TASK OBJECTIVE:
Only the lines from the line holding "Give me the" through the final line of the entries below are to be returned, exactly as they stand.

::: EXTRACTED DATA

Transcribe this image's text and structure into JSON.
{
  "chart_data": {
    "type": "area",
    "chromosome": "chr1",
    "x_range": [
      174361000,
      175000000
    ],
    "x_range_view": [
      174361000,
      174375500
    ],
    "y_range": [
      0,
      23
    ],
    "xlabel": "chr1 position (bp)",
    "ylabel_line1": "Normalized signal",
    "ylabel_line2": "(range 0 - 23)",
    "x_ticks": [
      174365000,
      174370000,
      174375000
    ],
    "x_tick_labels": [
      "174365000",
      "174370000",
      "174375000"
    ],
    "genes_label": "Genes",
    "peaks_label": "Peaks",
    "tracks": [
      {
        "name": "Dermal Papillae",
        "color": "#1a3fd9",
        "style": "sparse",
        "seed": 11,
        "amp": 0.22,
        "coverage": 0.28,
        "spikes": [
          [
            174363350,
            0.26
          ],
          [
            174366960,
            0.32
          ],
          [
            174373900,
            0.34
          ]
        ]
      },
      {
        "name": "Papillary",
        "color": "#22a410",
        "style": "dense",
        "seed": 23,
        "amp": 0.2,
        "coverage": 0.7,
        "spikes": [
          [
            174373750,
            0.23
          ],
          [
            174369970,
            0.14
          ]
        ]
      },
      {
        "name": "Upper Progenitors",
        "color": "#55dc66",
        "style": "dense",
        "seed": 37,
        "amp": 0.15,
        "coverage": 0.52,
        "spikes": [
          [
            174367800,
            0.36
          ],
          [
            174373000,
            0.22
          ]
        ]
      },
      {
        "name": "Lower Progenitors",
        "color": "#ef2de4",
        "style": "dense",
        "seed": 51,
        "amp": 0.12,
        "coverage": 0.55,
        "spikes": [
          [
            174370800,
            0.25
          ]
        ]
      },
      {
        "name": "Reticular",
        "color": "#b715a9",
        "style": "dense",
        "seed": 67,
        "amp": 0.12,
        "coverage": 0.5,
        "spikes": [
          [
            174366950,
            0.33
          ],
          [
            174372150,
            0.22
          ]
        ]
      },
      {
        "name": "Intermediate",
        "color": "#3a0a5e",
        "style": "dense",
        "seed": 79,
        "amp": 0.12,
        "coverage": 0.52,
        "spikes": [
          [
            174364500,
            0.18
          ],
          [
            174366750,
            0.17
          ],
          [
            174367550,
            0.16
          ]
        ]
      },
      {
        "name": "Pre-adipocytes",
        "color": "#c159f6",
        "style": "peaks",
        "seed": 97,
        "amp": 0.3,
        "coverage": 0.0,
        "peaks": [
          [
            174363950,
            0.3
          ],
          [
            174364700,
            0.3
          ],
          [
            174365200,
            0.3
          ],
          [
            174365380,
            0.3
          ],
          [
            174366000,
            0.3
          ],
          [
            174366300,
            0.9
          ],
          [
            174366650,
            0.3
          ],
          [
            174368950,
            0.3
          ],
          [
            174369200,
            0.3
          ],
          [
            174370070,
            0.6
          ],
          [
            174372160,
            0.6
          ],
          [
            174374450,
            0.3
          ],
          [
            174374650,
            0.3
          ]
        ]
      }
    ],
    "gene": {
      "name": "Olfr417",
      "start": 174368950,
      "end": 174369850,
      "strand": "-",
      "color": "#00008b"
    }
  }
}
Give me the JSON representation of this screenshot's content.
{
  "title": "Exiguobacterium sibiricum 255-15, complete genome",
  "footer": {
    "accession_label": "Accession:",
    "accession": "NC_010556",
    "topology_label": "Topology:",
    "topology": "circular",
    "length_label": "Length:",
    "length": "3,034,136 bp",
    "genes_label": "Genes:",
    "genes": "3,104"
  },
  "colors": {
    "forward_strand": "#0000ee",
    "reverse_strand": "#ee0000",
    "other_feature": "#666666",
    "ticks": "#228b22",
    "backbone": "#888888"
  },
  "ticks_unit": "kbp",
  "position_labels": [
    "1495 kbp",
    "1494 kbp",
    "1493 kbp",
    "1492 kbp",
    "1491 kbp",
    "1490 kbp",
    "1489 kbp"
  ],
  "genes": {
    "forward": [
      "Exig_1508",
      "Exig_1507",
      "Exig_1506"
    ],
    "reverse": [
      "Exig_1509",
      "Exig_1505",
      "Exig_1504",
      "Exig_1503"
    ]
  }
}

::::::

SOLUTION BELOW:
Give me the JSON representation of this screenshot's content.
{
  "title": "Exiguobacterium sibiricum 255-15, complete genome",
  "footer": {
    "accession_label": "Accession:",
    "accession": "NC_010556",
    "topology_label": "Topology:",
    "topology": "circular",
    "length_label": "Length:",
    "length": "3,034,136 bp",
    "genes_label": "Genes:",
    "genes": "3,104"
  },
  "colors": {
    "forward_strand": "#0000ee",
    "reverse_strand": "#ee0000",
    "other_feature": "#666666",
    "ticks": "#228b22",
    "backbone": "#888888"
  },
  "ticks_unit": "kbp",
  "position_labels": [
    "1495 kbp",
    "1494 kbp",
    "1493 kbp",
    "1492 kbp",
    "1491 kbp",
    "1490 kbp",
    "1489 kbp"
  ],
  "genes": {
    "forward": [
      "Exig_1508",
      "Exig_1507",
      "Exig_1506"
    ],
    "reverse": [
      "Exig_1509",
      "Exig_1505",
      "Exig_1504",
      "Exig_1503"
    ]
  }
}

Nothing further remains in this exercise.